__What the exercise asks__
Where a line in the listing below contains the word "name", copy that line.

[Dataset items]
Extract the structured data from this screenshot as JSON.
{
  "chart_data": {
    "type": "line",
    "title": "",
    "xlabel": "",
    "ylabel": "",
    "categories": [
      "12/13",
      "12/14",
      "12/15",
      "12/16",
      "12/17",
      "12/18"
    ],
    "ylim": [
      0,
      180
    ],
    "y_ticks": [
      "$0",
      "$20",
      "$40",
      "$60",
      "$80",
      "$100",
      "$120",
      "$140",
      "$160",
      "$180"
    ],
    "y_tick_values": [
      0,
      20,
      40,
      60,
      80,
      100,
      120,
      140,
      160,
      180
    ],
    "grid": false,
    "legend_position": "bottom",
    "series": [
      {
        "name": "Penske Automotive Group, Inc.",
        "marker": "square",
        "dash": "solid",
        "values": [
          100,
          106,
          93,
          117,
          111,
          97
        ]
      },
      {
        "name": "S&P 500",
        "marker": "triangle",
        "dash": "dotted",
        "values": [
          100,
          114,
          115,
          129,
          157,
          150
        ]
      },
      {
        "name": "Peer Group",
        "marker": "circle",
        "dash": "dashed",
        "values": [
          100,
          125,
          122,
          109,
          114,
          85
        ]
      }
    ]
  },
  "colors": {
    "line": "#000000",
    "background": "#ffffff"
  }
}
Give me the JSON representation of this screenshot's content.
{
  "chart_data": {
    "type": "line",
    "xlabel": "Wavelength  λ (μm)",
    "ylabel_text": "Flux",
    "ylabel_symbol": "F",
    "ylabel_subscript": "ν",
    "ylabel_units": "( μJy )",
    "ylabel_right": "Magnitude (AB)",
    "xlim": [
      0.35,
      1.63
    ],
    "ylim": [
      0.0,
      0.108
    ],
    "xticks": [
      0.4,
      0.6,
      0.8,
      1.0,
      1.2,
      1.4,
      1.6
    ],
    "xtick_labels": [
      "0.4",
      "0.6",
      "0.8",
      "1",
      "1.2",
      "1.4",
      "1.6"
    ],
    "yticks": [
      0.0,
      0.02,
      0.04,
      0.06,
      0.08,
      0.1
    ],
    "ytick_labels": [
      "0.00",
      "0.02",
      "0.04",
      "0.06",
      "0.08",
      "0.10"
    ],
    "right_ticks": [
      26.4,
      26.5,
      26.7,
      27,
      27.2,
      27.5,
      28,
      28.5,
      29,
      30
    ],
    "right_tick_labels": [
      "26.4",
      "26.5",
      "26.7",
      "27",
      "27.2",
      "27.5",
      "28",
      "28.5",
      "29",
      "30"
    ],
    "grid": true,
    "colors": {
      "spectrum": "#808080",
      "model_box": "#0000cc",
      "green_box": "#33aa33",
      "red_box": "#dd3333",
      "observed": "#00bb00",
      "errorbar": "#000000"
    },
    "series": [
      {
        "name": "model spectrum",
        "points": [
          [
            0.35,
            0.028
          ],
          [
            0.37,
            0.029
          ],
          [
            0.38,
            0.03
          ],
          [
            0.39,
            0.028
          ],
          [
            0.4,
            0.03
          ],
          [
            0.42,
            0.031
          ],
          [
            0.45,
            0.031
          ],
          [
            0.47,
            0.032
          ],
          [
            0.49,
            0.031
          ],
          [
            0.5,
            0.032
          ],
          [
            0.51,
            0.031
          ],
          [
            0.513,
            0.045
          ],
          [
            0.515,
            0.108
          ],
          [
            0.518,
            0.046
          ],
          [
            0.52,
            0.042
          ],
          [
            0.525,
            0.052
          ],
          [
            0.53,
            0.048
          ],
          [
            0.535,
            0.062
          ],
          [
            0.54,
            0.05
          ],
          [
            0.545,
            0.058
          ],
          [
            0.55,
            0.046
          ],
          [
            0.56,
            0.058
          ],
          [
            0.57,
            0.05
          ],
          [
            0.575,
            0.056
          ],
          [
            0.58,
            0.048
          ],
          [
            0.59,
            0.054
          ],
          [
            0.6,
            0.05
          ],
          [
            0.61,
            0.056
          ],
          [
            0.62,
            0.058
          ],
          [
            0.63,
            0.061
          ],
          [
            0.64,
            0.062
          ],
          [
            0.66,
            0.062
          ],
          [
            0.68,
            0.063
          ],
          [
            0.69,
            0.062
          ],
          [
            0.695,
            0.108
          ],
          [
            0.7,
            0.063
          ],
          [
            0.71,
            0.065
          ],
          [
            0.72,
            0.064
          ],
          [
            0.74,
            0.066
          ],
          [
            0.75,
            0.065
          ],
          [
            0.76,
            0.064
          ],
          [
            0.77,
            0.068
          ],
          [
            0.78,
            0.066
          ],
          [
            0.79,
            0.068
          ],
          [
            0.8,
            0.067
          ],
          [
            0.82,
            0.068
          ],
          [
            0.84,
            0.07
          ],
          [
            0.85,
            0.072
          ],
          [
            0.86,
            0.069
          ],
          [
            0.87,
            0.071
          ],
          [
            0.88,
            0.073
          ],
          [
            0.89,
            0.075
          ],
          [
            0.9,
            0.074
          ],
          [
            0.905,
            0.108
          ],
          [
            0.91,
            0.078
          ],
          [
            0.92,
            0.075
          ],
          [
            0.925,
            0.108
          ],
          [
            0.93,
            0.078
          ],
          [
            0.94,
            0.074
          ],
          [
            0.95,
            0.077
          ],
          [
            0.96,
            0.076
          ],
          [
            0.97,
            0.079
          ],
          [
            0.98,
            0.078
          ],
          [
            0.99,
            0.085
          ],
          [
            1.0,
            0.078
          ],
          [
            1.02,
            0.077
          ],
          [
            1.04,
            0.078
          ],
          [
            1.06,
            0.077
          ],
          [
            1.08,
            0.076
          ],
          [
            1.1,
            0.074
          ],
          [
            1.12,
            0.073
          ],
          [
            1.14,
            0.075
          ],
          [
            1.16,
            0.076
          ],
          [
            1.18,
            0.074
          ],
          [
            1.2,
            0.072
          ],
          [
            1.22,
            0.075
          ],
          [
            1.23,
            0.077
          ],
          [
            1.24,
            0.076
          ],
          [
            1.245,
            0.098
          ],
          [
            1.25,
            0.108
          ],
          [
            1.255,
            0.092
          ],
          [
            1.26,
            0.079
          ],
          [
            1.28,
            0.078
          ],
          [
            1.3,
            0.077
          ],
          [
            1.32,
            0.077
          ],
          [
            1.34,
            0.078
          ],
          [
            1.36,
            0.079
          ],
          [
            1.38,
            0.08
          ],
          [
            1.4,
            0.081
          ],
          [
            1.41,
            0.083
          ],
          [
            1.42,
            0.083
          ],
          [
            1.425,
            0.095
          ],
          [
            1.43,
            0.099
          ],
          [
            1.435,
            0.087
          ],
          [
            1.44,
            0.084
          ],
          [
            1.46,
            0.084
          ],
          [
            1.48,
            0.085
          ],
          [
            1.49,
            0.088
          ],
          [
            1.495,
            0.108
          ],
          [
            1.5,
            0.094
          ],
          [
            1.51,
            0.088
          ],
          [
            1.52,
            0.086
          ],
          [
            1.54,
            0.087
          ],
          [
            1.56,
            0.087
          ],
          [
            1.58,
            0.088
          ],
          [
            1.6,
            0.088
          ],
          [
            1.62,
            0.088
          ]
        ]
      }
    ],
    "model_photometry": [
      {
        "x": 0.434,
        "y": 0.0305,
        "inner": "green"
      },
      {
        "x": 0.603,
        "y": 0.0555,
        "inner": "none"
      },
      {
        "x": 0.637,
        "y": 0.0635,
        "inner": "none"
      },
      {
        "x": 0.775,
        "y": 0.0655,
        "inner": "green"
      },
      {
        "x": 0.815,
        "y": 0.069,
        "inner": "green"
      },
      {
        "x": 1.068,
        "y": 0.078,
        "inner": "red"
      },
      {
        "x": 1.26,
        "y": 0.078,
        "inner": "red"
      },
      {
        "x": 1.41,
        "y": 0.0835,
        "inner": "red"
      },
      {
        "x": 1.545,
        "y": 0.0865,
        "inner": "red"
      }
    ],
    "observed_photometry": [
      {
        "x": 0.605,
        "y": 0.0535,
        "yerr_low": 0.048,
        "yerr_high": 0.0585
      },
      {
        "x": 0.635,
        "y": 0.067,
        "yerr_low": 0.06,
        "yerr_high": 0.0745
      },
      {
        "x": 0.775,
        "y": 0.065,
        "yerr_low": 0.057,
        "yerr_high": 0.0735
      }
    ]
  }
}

__Response__
        "name": "Penske Automotive Group, Inc.",
        "name": "S&P 500",
        "name": "Peer Group",
        "name": "model spectrum",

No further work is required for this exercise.